**REQUIRED WORK:** Search the material for the word "JSON" and report each line where it turns up.
[Begin GIVEN DATA]
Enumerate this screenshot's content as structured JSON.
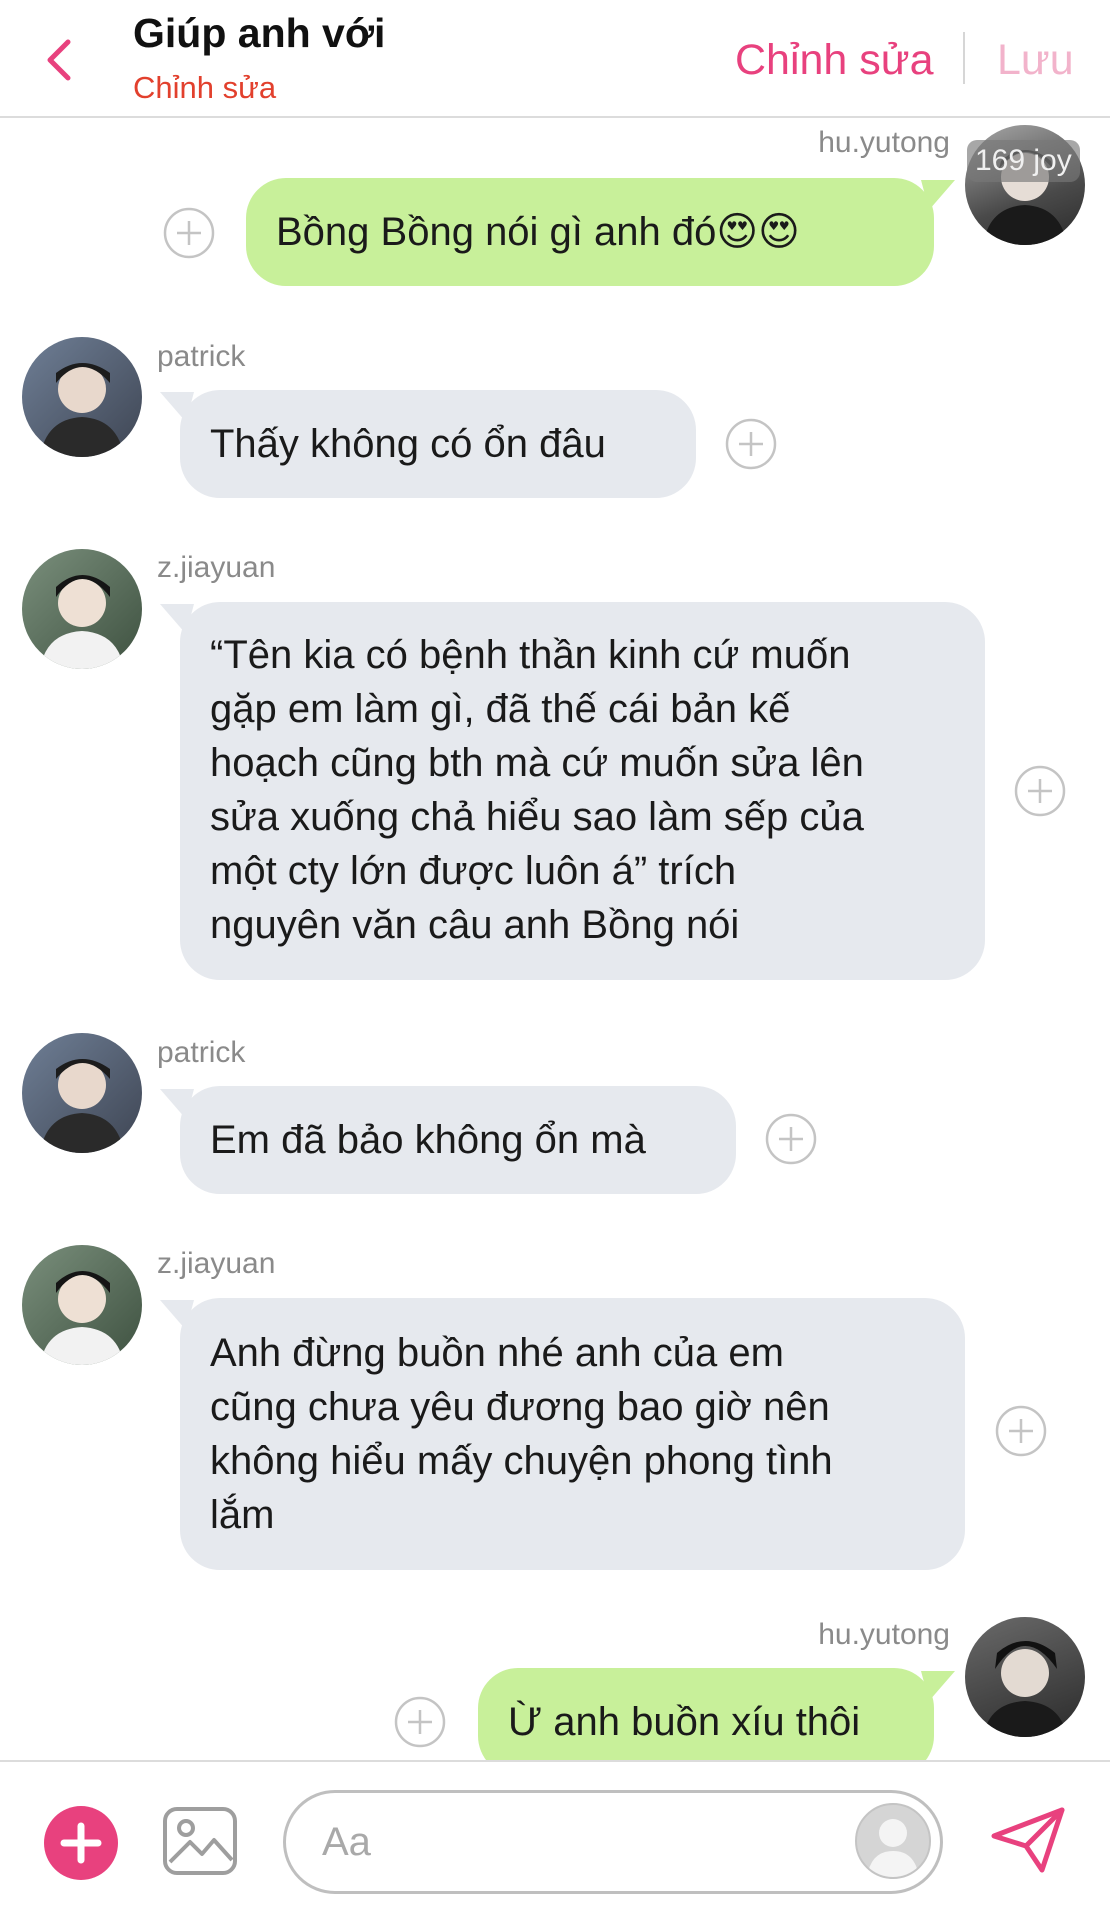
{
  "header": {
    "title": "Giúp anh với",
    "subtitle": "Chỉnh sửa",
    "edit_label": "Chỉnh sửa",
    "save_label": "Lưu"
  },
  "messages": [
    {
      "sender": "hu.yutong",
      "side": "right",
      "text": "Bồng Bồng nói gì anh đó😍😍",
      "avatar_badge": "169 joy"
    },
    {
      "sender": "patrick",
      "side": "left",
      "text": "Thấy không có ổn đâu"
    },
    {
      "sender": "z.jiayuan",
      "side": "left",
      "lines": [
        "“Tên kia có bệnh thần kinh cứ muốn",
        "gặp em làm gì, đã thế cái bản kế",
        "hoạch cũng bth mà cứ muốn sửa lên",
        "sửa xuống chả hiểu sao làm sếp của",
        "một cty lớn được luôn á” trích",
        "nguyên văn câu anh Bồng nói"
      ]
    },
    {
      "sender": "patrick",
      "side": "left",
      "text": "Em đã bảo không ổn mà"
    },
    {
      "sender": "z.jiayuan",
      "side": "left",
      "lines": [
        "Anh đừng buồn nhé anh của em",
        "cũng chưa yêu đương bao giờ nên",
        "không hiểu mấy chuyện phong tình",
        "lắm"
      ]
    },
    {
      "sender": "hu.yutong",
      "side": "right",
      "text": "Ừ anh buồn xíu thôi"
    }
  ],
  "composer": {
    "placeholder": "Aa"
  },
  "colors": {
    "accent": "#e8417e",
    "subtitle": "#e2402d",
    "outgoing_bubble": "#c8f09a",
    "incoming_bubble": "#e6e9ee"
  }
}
[End GIVEN DATA]
[Begin GIVEN DATA]
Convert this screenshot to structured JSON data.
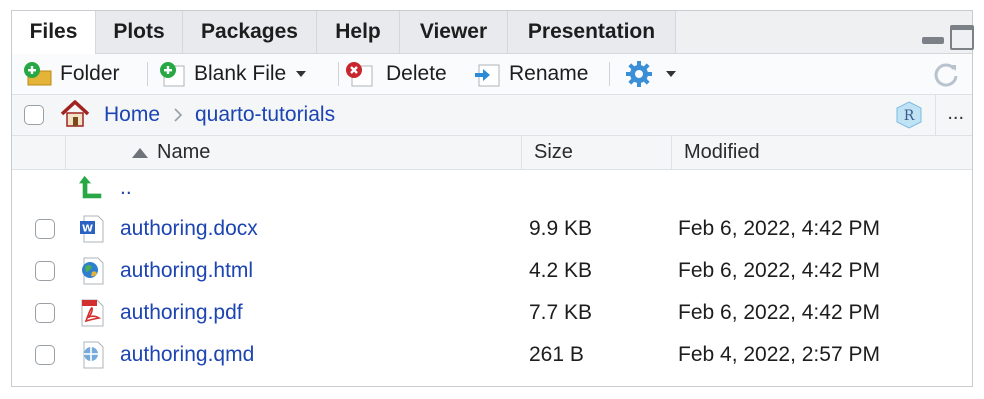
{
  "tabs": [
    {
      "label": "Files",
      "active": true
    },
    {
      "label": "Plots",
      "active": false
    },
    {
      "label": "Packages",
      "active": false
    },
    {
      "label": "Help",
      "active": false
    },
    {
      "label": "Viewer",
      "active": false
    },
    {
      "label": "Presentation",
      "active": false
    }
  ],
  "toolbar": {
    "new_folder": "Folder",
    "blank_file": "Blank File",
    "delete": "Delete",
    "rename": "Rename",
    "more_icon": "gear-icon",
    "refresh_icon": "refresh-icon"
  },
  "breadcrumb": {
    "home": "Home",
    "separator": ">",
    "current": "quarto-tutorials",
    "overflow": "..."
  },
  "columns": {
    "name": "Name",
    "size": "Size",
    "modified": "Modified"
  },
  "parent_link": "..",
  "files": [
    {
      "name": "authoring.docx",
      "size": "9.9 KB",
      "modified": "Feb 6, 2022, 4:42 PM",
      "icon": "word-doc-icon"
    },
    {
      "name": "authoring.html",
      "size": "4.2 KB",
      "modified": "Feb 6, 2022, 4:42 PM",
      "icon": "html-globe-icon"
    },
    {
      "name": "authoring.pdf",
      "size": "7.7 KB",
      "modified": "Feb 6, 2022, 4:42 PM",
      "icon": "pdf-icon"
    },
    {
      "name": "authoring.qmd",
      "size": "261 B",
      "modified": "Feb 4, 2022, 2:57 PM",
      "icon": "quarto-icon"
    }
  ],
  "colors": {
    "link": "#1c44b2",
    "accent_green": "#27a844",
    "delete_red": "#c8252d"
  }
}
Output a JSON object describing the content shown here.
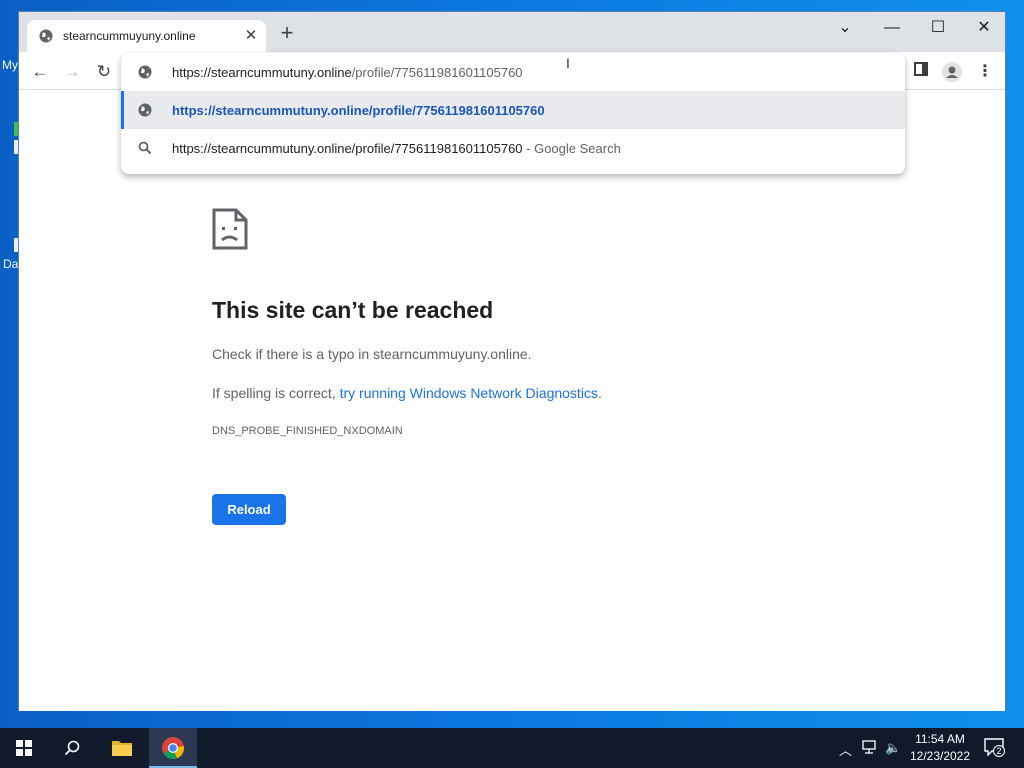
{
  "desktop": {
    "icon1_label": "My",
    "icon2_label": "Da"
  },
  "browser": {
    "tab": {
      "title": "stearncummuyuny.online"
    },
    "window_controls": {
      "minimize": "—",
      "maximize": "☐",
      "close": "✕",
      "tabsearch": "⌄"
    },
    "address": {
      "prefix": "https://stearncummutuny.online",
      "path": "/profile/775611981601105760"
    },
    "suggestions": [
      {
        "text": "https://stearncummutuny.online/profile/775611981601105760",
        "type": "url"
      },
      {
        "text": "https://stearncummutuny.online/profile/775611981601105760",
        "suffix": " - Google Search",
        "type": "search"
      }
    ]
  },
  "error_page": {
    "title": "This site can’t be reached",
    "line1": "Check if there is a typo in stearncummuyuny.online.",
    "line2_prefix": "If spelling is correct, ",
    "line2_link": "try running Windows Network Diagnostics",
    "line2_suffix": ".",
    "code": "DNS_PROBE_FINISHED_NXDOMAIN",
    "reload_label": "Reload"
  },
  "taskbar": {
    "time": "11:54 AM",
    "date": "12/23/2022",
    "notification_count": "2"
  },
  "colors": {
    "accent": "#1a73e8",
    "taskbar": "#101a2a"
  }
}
[End GIVEN DATA]
[Begin GIVEN DATA]
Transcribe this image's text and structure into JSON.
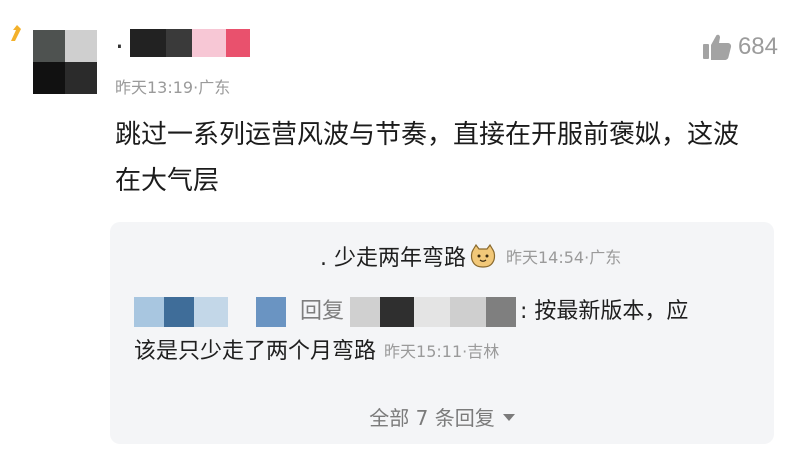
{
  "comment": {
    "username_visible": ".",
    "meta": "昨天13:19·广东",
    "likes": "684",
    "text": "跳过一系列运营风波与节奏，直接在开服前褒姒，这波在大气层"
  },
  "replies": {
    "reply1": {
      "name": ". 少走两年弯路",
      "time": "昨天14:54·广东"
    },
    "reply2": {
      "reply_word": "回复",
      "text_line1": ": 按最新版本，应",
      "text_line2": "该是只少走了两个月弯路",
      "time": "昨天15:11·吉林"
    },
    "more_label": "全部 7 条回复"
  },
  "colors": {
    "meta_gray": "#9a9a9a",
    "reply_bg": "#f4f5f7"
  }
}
[End GIVEN DATA]
**PROBLEM SOLUTION:**
Enumerate this screenshot's content as structured JSON.
Convert this screenshot to structured JSON data.
Output a JSON object describing the content shown here.
Transcribe this image's text and structure into JSON.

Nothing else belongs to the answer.